[Saved entries]
>> start

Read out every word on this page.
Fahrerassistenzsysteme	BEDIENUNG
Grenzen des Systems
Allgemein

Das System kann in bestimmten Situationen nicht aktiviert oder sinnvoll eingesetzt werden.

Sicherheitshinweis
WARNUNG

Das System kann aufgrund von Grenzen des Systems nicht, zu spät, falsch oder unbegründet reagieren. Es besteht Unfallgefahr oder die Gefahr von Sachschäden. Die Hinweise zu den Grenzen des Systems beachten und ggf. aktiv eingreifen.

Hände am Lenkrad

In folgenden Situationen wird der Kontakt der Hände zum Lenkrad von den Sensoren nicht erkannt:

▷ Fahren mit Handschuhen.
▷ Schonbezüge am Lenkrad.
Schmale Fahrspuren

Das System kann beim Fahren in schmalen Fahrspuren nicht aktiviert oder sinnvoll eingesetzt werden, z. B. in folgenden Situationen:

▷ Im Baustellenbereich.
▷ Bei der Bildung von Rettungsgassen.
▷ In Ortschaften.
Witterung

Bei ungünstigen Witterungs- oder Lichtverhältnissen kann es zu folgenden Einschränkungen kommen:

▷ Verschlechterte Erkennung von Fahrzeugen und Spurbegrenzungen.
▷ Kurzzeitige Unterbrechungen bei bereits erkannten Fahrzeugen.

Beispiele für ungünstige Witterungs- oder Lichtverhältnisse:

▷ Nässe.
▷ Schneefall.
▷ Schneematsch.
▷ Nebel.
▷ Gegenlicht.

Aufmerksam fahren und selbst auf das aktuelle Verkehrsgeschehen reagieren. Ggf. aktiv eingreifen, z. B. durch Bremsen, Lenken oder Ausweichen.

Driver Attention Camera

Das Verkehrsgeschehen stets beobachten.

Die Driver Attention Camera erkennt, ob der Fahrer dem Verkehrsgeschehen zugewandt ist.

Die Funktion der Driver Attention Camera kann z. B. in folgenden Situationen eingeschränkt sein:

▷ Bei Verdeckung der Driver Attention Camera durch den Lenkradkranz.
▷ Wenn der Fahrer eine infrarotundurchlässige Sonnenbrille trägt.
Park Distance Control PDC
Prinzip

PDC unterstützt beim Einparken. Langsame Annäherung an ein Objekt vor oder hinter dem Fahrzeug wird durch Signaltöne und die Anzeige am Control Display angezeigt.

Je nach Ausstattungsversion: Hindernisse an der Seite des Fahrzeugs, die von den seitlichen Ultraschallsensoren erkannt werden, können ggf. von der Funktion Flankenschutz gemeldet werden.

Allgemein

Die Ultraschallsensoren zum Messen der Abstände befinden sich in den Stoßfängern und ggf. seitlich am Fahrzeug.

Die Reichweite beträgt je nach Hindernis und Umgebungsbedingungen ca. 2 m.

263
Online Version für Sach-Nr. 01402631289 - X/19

>> end

> _Required task_: Copy every record exactly, with nothing added or dropped.

> _The output_:
Read out every word on this page.
Fahrerassistenzsysteme	BEDIENUNG
Grenzen des Systems
Allgemein

Das System kann in bestimmten Situationen nicht aktiviert oder sinnvoll eingesetzt werden.

Sicherheitshinweis
WARNUNG

Das System kann aufgrund von Grenzen des Systems nicht, zu spät, falsch oder unbegründet reagieren. Es besteht Unfallgefahr oder die Gefahr von Sachschäden. Die Hinweise zu den Grenzen des Systems beachten und ggf. aktiv eingreifen.

Hände am Lenkrad

In folgenden Situationen wird der Kontakt der Hände zum Lenkrad von den Sensoren nicht erkannt:

▷ Fahren mit Handschuhen.
▷ Schonbezüge am Lenkrad.
Schmale Fahrspuren

Das System kann beim Fahren in schmalen Fahrspuren nicht aktiviert oder sinnvoll eingesetzt werden, z. B. in folgenden Situationen:

▷ Im Baustellenbereich.
▷ Bei der Bildung von Rettungsgassen.
▷ In Ortschaften.
Witterung

Bei ungünstigen Witterungs- oder Lichtverhältnissen kann es zu folgenden Einschränkungen kommen:

▷ Verschlechterte Erkennung von Fahrzeugen und Spurbegrenzungen.
▷ Kurzzeitige Unterbrechungen bei bereits erkannten Fahrzeugen.

Beispiele für ungünstige Witterungs- oder Lichtverhältnisse:

▷ Nässe.
▷ Schneefall.
▷ Schneematsch.
▷ Nebel.
▷ Gegenlicht.

Aufmerksam fahren und selbst auf das aktuelle Verkehrsgeschehen reagieren. Ggf. aktiv eingreifen, z. B. durch Bremsen, Lenken oder Ausweichen.

Driver Attention Camera

Das Verkehrsgeschehen stets beobachten.

Die Driver Attention Camera erkennt, ob der Fahrer dem Verkehrsgeschehen zugewandt ist.

Die Funktion der Driver Attention Camera kann z. B. in folgenden Situationen eingeschränkt sein:

▷ Bei Verdeckung der Driver Attention Camera durch den Lenkradkranz.
▷ Wenn der Fahrer eine infrarotundurchlässige Sonnenbrille trägt.
Park Distance Control PDC
Prinzip

PDC unterstützt beim Einparken. Langsame Annäherung an ein Objekt vor oder hinter dem Fahrzeug wird durch Signaltöne und die Anzeige am Control Display angezeigt.

Je nach Ausstattungsversion: Hindernisse an der Seite des Fahrzeugs, die von den seitlichen Ultraschallsensoren erkannt werden, können ggf. von der Funktion Flankenschutz gemeldet werden.

Allgemein

Die Ultraschallsensoren zum Messen der Abstände befinden sich in den Stoßfängern und ggf. seitlich am Fahrzeug.

Die Reichweite beträgt je nach Hindernis und Umgebungsbedingungen ca. 2 m.

263
Online Version für Sach-Nr. 01402631289 - X/19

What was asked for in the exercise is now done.